_SET PROBLEM_: Repeat the records below exactly, leaving out every picture.

_SOURCE DATA_:
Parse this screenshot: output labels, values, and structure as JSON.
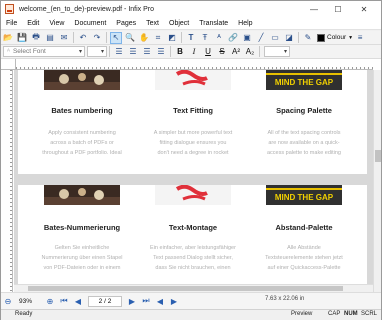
{
  "window": {
    "title": "welcome_(en_to_de)-preview.pdf - Infix Pro",
    "minimize": "—",
    "maximize": "☐",
    "close": "✕"
  },
  "menu": [
    "File",
    "Edit",
    "View",
    "Document",
    "Pages",
    "Text",
    "Object",
    "Translate",
    "Help"
  ],
  "toolbar1": {
    "colour_label": "Colour"
  },
  "toolbar2": {
    "font_placeholder": "Select Font"
  },
  "page1": {
    "columns": [
      {
        "heading": "Bates numbering",
        "body": [
          "Apply consistent numbering",
          "across a batch of PDFs or",
          "throughout a PDF portfolio. Ideal"
        ]
      },
      {
        "heading": "Text Fitting",
        "body": [
          "A simpler but more powerful text",
          "fitting dialogue ensures you",
          "don't need a degree in rocket"
        ]
      },
      {
        "heading": "Spacing Palette",
        "body": [
          "All of the text spacing controls",
          "are now available on a quick-",
          "access palette to make editing"
        ]
      }
    ],
    "thumb_text": "MIND THE GAP"
  },
  "page2": {
    "columns": [
      {
        "heading": "Bates-Nummerierung",
        "body": [
          "Gelten Sie einheitliche",
          "Nummerierung über einen Stapel",
          "von PDF-Dateien oder in einem"
        ]
      },
      {
        "heading": "Text-Montage",
        "body": [
          "Ein einfacher, aber leistungsfähiger",
          "Text passend Dialog stellt sicher,",
          "dass Sie nicht brauchen, einen"
        ]
      },
      {
        "heading": "Abstand-Palette",
        "body": [
          "Alle Abstände",
          "Textsteuerelemente stehen jetzt",
          "auf einer Quickaccess-Palette"
        ]
      }
    ],
    "thumb_text": "MIND THE GAP"
  },
  "navbar": {
    "zoom": "93%",
    "page_indicator": "2 / 2",
    "dimensions": "7.63 x 22.06 in"
  },
  "status": {
    "state": "Ready",
    "mode": "Preview",
    "cap": "CAP",
    "num": "NUM",
    "scrl": "SCRL"
  }
}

_THE REPLY_:
Parse this screenshot: output labels, values, and structure as JSON.
{
  "window": {
    "title": "welcome_(en_to_de)-preview.pdf - Infix Pro",
    "minimize": "—",
    "maximize": "☐",
    "close": "✕"
  },
  "menu": [
    "File",
    "Edit",
    "View",
    "Document",
    "Pages",
    "Text",
    "Object",
    "Translate",
    "Help"
  ],
  "toolbar1": {
    "colour_label": "Colour"
  },
  "toolbar2": {
    "font_placeholder": "Select Font"
  },
  "page1": {
    "columns": [
      {
        "heading": "Bates numbering",
        "body": [
          "Apply consistent numbering",
          "across a batch of PDFs or",
          "throughout a PDF portfolio. Ideal"
        ]
      },
      {
        "heading": "Text Fitting",
        "body": [
          "A simpler but more powerful text",
          "fitting dialogue ensures you",
          "don't need a degree in rocket"
        ]
      },
      {
        "heading": "Spacing Palette",
        "body": [
          "All of the text spacing controls",
          "are now available on a quick-",
          "access palette to make editing"
        ]
      }
    ],
    "thumb_text": "MIND THE GAP"
  },
  "page2": {
    "columns": [
      {
        "heading": "Bates-Nummerierung",
        "body": [
          "Gelten Sie einheitliche",
          "Nummerierung über einen Stapel",
          "von PDF-Dateien oder in einem"
        ]
      },
      {
        "heading": "Text-Montage",
        "body": [
          "Ein einfacher, aber leistungsfähiger",
          "Text passend Dialog stellt sicher,",
          "dass Sie nicht brauchen, einen"
        ]
      },
      {
        "heading": "Abstand-Palette",
        "body": [
          "Alle Abstände",
          "Textsteuerelemente stehen jetzt",
          "auf einer Quickaccess-Palette"
        ]
      }
    ],
    "thumb_text": "MIND THE GAP"
  },
  "navbar": {
    "zoom": "93%",
    "page_indicator": "2 / 2",
    "dimensions": "7.63 x 22.06 in"
  },
  "status": {
    "state": "Ready",
    "mode": "Preview",
    "cap": "CAP",
    "num": "NUM",
    "scrl": "SCRL"
  }
}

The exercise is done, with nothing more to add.